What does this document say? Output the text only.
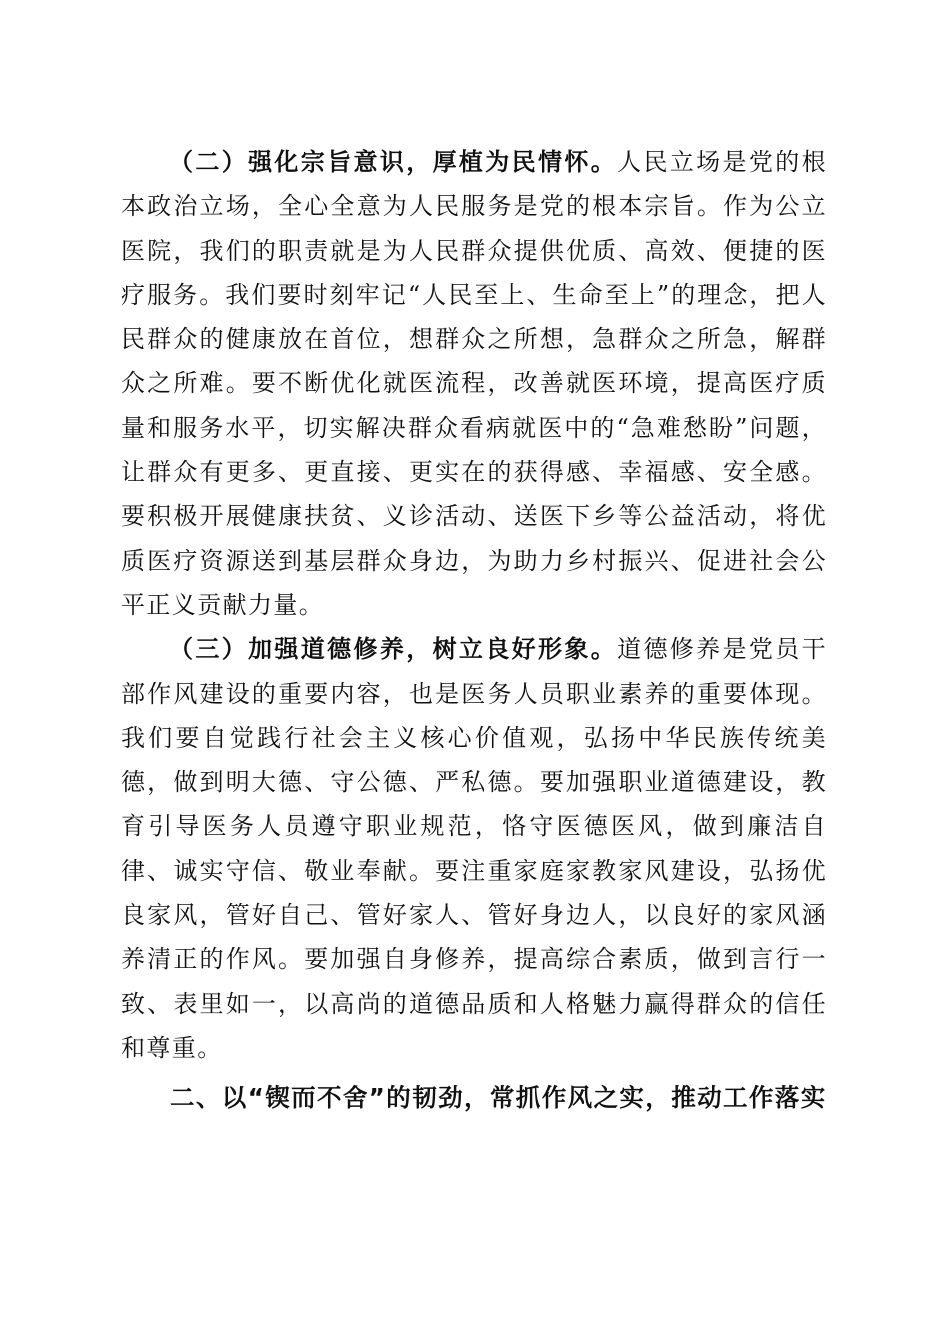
（二）强化宗旨意识，厚植为民情怀。人民立场是党的根本政治立场，全心全意为人民服务是党的根本宗旨。作为公立医院，我们的职责就是为人民群众提供优质、高效、便捷的医疗服务。我们要时刻牢记“人民至上、生命至上”的理念，把人民群众的健康放在首位，想群众之所想，急群众之所急，解群众之所难。要不断优化就医流程，改善就医环境，提高医疗质量和服务水平，切实解决群众看病就医中的“急难愁盼”问题，让群众有更多、更直接、更实在的获得感、幸福感、安全感。要积极开展健康扶贫、义诊活动、送医下乡等公益活动，将优质医疗资源送到基层群众身边，为助力乡村振兴、促进社会公平正义贡献力量。

（三）加强道德修养，树立良好形象。道德修养是党员干部作风建设的重要内容，也是医务人员职业素养的重要体现。我们要自觉践行社会主义核心价值观，弘扬中华民族传统美德，做到明大德、守公德、严私德。要加强职业道德建设，教育引导医务人员遵守职业规范，恪守医德医风，做到廉洁自律、诚实守信、敬业奉献。要注重家庭家教家风建设，弘扬优良家风，管好自己、管好家人、管好身边人，以良好的家风涵养清正的作风。要加强自身修养，提高综合素质，做到言行一致、表里如一，以高尚的道德品质和人格魅力赢得群众的信任和尊重。

二、以“锲而不舍”的韧劲，常抓作风之实，推动工作落实
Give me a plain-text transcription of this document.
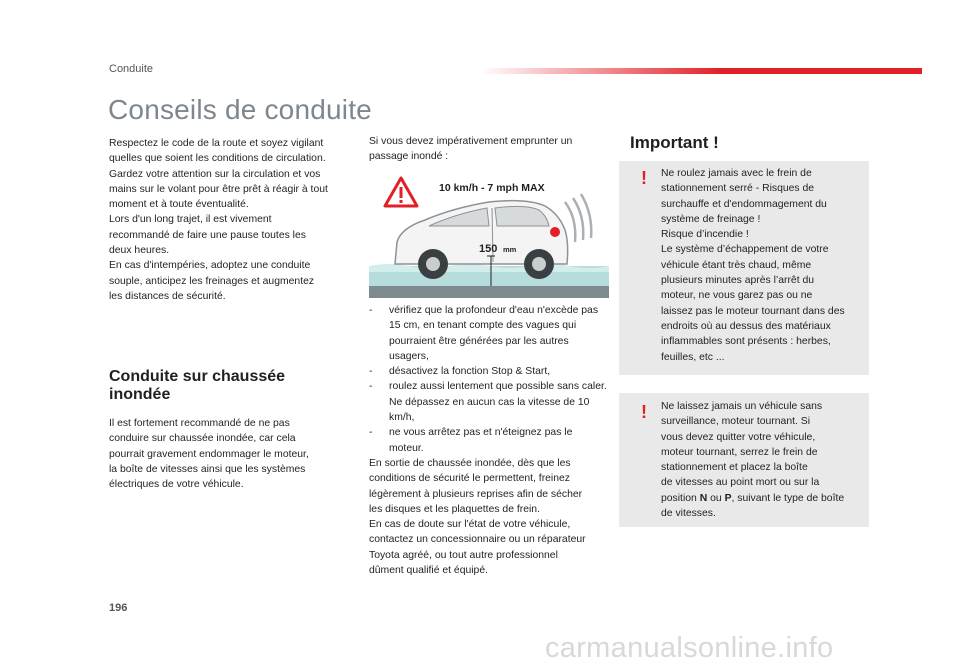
Conduite
Conseils de conduite
Respectez le code de la route et soyez vigilant
quelles que soient les conditions de circulation.
Gardez votre attention sur la circulation et vos
mains sur le volant pour être prêt à réagir à tout
moment et à toute éventualité.
Lors d'un long trajet, il est vivement
recommandé de faire une pause toutes les
deux heures.
En cas d'intempéries, adoptez une conduite
souple, anticipez les freinages et augmentez
les distances de sécurité.
Conduite sur chaussée inondée
Il est fortement recommandé de ne pas
conduire sur chaussée inondée, car cela
pourrait gravement endommager le moteur,
la boîte de vitesses ainsi que les systèmes
électriques de votre véhicule.
Si vous devez impérativement emprunter un
passage inondé :
10 km/h - 7 mph MAX
150 mm
- vérifiez que la profondeur d'eau n'excède pas 15 cm, en tenant compte des vagues qui pourraient être générées par les autres usagers,
- désactivez la fonction Stop & Start,
- roulez aussi lentement que possible sans caler. Ne dépassez en aucun cas la vitesse de 10 km/h,
- ne vous arrêtez pas et n'éteignez pas le moteur.
En sortie de chaussée inondée, dès que les
conditions de sécurité le permettent, freinez
légèrement à plusieurs reprises afin de sécher
les disques et les plaquettes de frein.
En cas de doute sur l'état de votre véhicule,
contactez un concessionnaire ou un réparateur
Toyota agréé, ou tout autre professionnel
dûment qualifié et équipé.
Important !
! Ne roulez jamais avec le frein de
stationnement serré - Risques de
surchauffe et d'endommagement du
système de freinage !
Risque d’incendie !
Le système d’échappement de votre
véhicule étant très chaud, même
plusieurs minutes après l’arrêt du
moteur, ne vous garez pas ou ne
laissez pas le moteur tournant dans des
endroits où au dessus des matériaux
inflammables sont présents : herbes,
feuilles, etc ...
! Ne laissez jamais un véhicule sans
surveillance, moteur tournant. Si
vous devez quitter votre véhicule,
moteur tournant, serrez le frein de
stationnement et placez la boîte
de vitesses au point mort ou sur la
position N ou P, suivant le type de boîte
de vitesses.
196
carmanualsonline.info
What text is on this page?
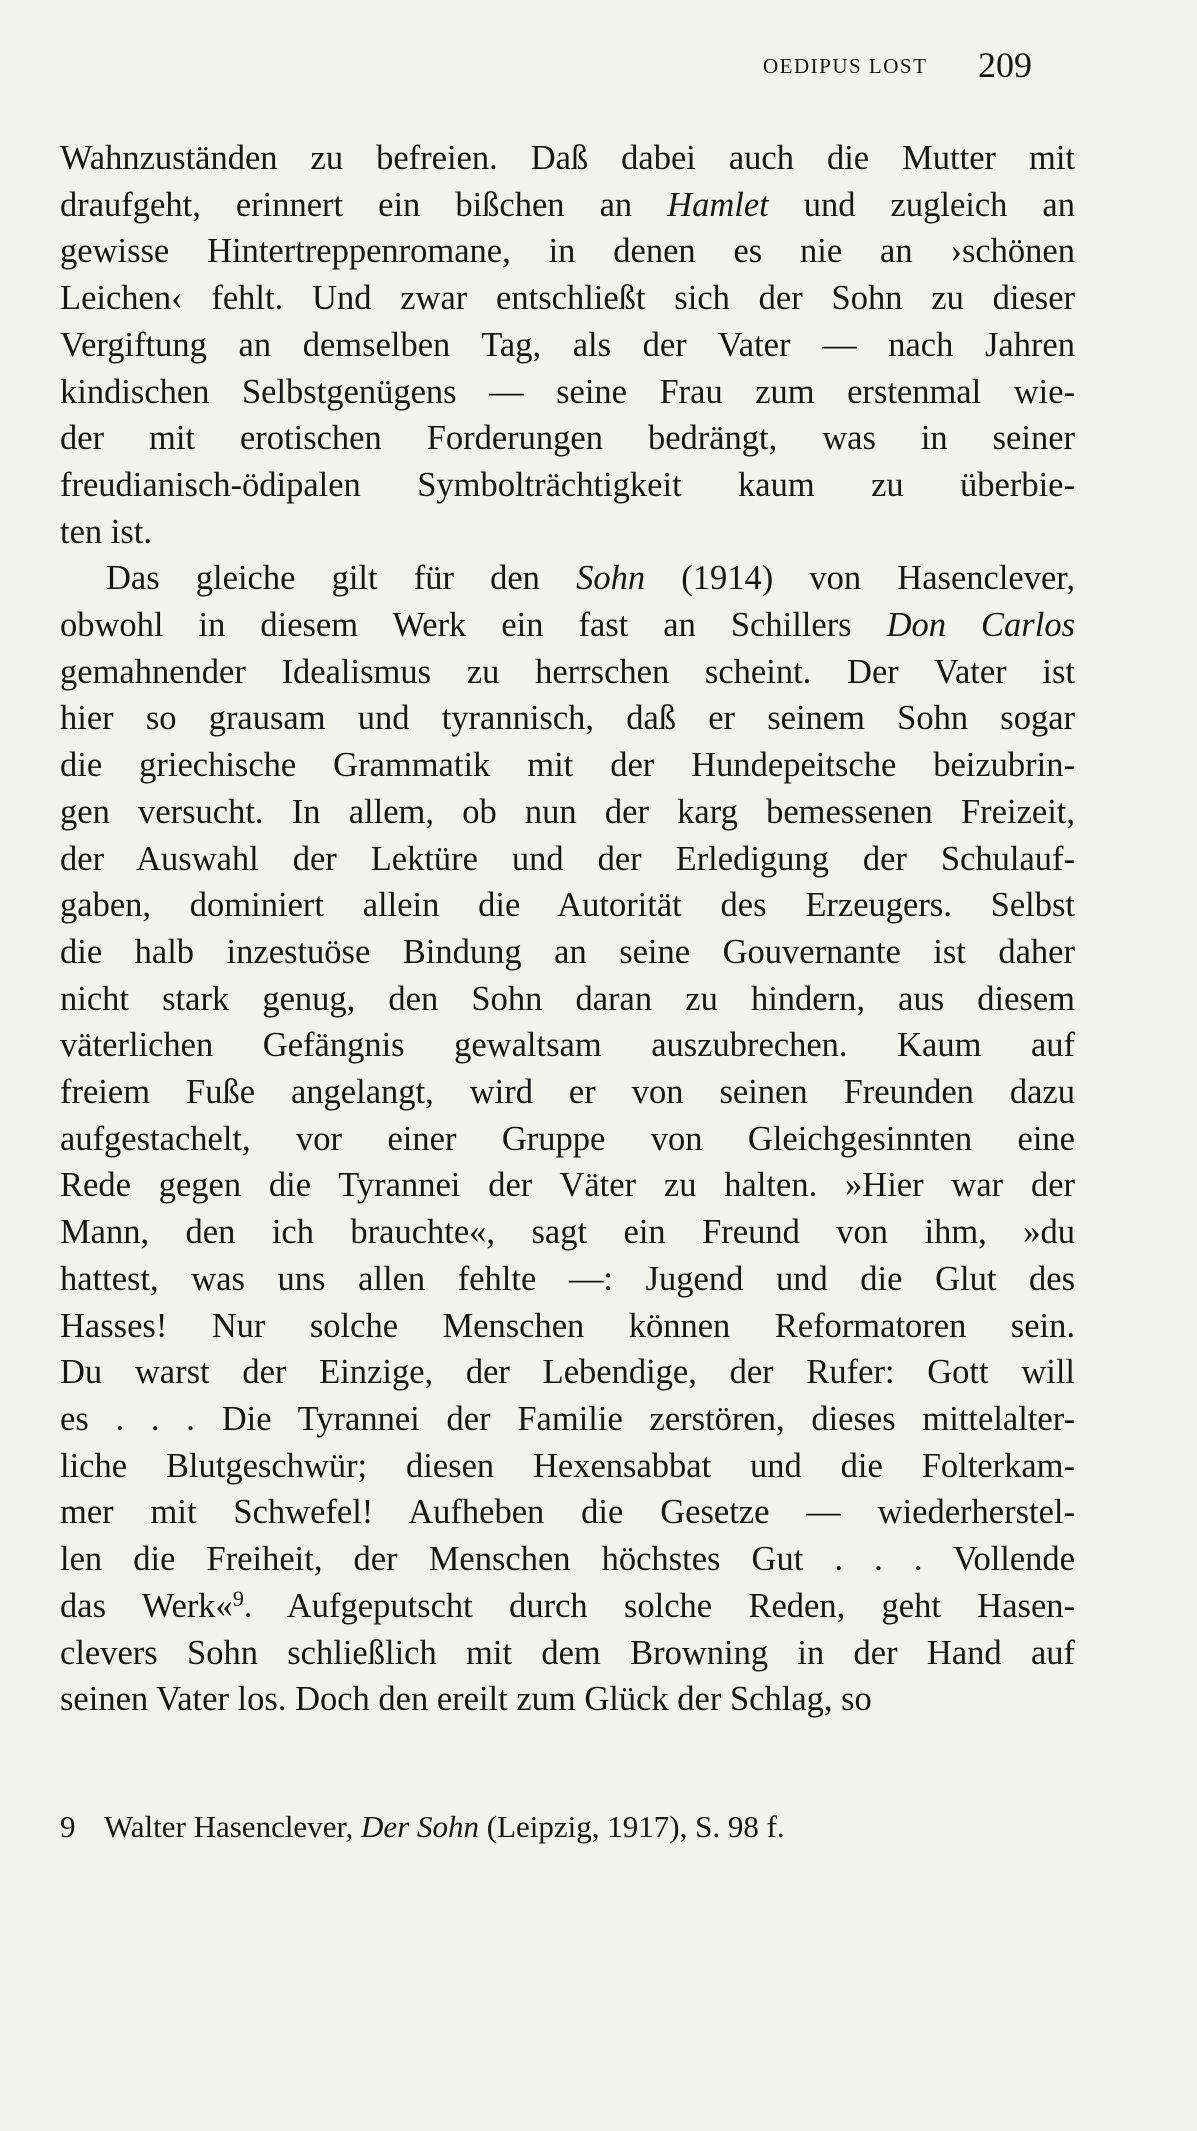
OEDIPUS LOST 209
Wahnzuständen zu befreien. Daß dabei auch die Mutter mit
draufgeht, erinnert ein bißchen an Hamlet und zugleich an
gewisse Hintertreppenromane, in denen es nie an ›schönen
Leichen‹ fehlt. Und zwar entschließt sich der Sohn zu dieser
Vergiftung an demselben Tag, als der Vater — nach Jahren
kindischen Selbstgenügens — seine Frau zum erstenmal wie-
der mit erotischen Forderungen bedrängt, was in seiner
freudianisch-ödipalen Symbolträchtigkeit kaum zu überbie-
ten ist.
Das gleiche gilt für den Sohn (1914) von Hasenclever,
obwohl in diesem Werk ein fast an Schillers Don Carlos
gemahnender Idealismus zu herrschen scheint. Der Vater ist
hier so grausam und tyrannisch, daß er seinem Sohn sogar
die griechische Grammatik mit der Hundepeitsche beizubrin-
gen versucht. In allem, ob nun der karg bemessenen Freizeit,
der Auswahl der Lektüre und der Erledigung der Schulauf-
gaben, dominiert allein die Autorität des Erzeugers. Selbst
die halb inzestuöse Bindung an seine Gouvernante ist daher
nicht stark genug, den Sohn daran zu hindern, aus diesem
väterlichen Gefängnis gewaltsam auszubrechen. Kaum auf
freiem Fuße angelangt, wird er von seinen Freunden dazu
aufgestachelt, vor einer Gruppe von Gleichgesinnten eine
Rede gegen die Tyrannei der Väter zu halten. »Hier war der
Mann, den ich brauchte«, sagt ein Freund von ihm, »du
hattest, was uns allen fehlte —: Jugend und die Glut des
Hasses! Nur solche Menschen können Reformatoren sein.
Du warst der Einzige, der Lebendige, der Rufer: Gott will
es . . . Die Tyrannei der Familie zerstören, dieses mittelalter-
liche Blutgeschwür; diesen Hexensabbat und die Folterkam-
mer mit Schwefel! Aufheben die Gesetze — wiederherstel-
len die Freiheit, der Menschen höchstes Gut . . . Vollende
das Werk«$^9$. Aufgeputscht durch solche Reden, geht Hasen-
clevers Sohn schließlich mit dem Browning in der Hand auf
seinen Vater los. Doch den ereilt zum Glück der Schlag, so
9 Walter Hasenclever, Der Sohn (Leipzig, 1917), S. 98 f.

**Required task:**
Quote the listing above in full, except for the pictures.

**Task answer:**
What does this document say? Output the text only.
（二）强化宗旨意识，厚植为民情怀。人民立场是党的根本政治立场，全心全意为人民服务是党的根本宗旨。作为公立医院，我们的职责就是为人民群众提供优质、高效、便捷的医疗服务。我们要时刻牢记“人民至上、生命至上”的理念，把人民群众的健康放在首位，想群众之所想，急群众之所急，解群众之所难。要不断优化就医流程，改善就医环境，提高医疗质量和服务水平，切实解决群众看病就医中的“急难愁盼”问题，让群众有更多、更直接、更实在的获得感、幸福感、安全感。要积极开展健康扶贫、义诊活动、送医下乡等公益活动，将优质医疗资源送到基层群众身边，为助力乡村振兴、促进社会公平正义贡献力量。

（三）加强道德修养，树立良好形象。道德修养是党员干部作风建设的重要内容，也是医务人员职业素养的重要体现。我们要自觉践行社会主义核心价值观，弘扬中华民族传统美德，做到明大德、守公德、严私德。要加强职业道德建设，教育引导医务人员遵守职业规范，恪守医德医风，做到廉洁自律、诚实守信、敬业奉献。要注重家庭家教家风建设，弘扬优良家风，管好自己、管好家人、管好身边人，以良好的家风涵养清正的作风。要加强自身修养，提高综合素质，做到言行一致、表里如一，以高尚的道德品质和人格魅力赢得群众的信任和尊重。

二、以“锲而不舍”的韧劲，常抓作风之实，推动工作落实
Give me a plain-text transcription of this document.
Conduite
Conseils de conduite
Respectez le code de la route et soyez vigilant
quelles que soient les conditions de circulation.
Gardez votre attention sur la circulation et vos
mains sur le volant pour être prêt à réagir à tout
moment et à toute éventualité.
Lors d'un long trajet, il est vivement
recommandé de faire une pause toutes les
deux heures.
En cas d'intempéries, adoptez une conduite
souple, anticipez les freinages et augmentez
les distances de sécurité.
Conduite sur chaussée inondée
Il est fortement recommandé de ne pas
conduire sur chaussée inondée, car cela
pourrait gravement endommager le moteur,
la boîte de vitesses ainsi que les systèmes
électriques de votre véhicule.
Si vous devez impérativement emprunter un
passage inondé :
10 km/h - 7 mph MAX
150 mm
- vérifiez que la profondeur d'eau n'excède pas 15 cm, en tenant compte des vagues qui pourraient être générées par les autres usagers,
- désactivez la fonction Stop & Start,
- roulez aussi lentement que possible sans caler. Ne dépassez en aucun cas la vitesse de 10 km/h,
- ne vous arrêtez pas et n'éteignez pas le moteur.
En sortie de chaussée inondée, dès que les
conditions de sécurité le permettent, freinez
légèrement à plusieurs reprises afin de sécher
les disques et les plaquettes de frein.
En cas de doute sur l'état de votre véhicule,
contactez un concessionnaire ou un réparateur
Toyota agréé, ou tout autre professionnel
dûment qualifié et équipé.
Important !
! Ne roulez jamais avec le frein de
stationnement serré - Risques de
surchauffe et d'endommagement du
système de freinage !
Risque d’incendie !
Le système d’échappement de votre
véhicule étant très chaud, même
plusieurs minutes après l’arrêt du
moteur, ne vous garez pas ou ne
laissez pas le moteur tournant dans des
endroits où au dessus des matériaux
inflammables sont présents : herbes,
feuilles, etc ...
! Ne laissez jamais un véhicule sans
surveillance, moteur tournant. Si
vous devez quitter votre véhicule,
moteur tournant, serrez le frein de
stationnement et placez la boîte
de vitesses au point mort ou sur la
position N ou P, suivant le type de boîte
de vitesses.
196
carmanualsonline.info
What text is on this page?
OEDIPUS LOST 209
Wahnzuständen zu befreien. Daß dabei auch die Mutter mit
draufgeht, erinnert ein bißchen an Hamlet und zugleich an
gewisse Hintertreppenromane, in denen es nie an ›schönen
Leichen‹ fehlt. Und zwar entschließt sich der Sohn zu dieser
Vergiftung an demselben Tag, als der Vater — nach Jahren
kindischen Selbstgenügens — seine Frau zum erstenmal wie-
der mit erotischen Forderungen bedrängt, was in seiner
freudianisch-ödipalen Symbolträchtigkeit kaum zu überbie-
ten ist.
Das gleiche gilt für den Sohn (1914) von Hasenclever,
obwohl in diesem Werk ein fast an Schillers Don Carlos
gemahnender Idealismus zu herrschen scheint. Der Vater ist
hier so grausam und tyrannisch, daß er seinem Sohn sogar
die griechische Grammatik mit der Hundepeitsche beizubrin-
gen versucht. In allem, ob nun der karg bemessenen Freizeit,
der Auswahl der Lektüre und der Erledigung der Schulauf-
gaben, dominiert allein die Autorität des Erzeugers. Selbst
die halb inzestuöse Bindung an seine Gouvernante ist daher
nicht stark genug, den Sohn daran zu hindern, aus diesem
väterlichen Gefängnis gewaltsam auszubrechen. Kaum auf
freiem Fuße angelangt, wird er von seinen Freunden dazu
aufgestachelt, vor einer Gruppe von Gleichgesinnten eine
Rede gegen die Tyrannei der Väter zu halten. »Hier war der
Mann, den ich brauchte«, sagt ein Freund von ihm, »du
hattest, was uns allen fehlte —: Jugend und die Glut des
Hasses! Nur solche Menschen können Reformatoren sein.
Du warst der Einzige, der Lebendige, der Rufer: Gott will
es . . . Die Tyrannei der Familie zerstören, dieses mittelalter-
liche Blutgeschwür; diesen Hexensabbat und die Folterkam-
mer mit Schwefel! Aufheben die Gesetze — wiederherstel-
len die Freiheit, der Menschen höchstes Gut . . . Vollende
das Werk«$^9$. Aufgeputscht durch solche Reden, geht Hasen-
clevers Sohn schließlich mit dem Browning in der Hand auf
seinen Vater los. Doch den ereilt zum Glück der Schlag, so
9 Walter Hasenclever, Der Sohn (Leipzig, 1917), S. 98 f.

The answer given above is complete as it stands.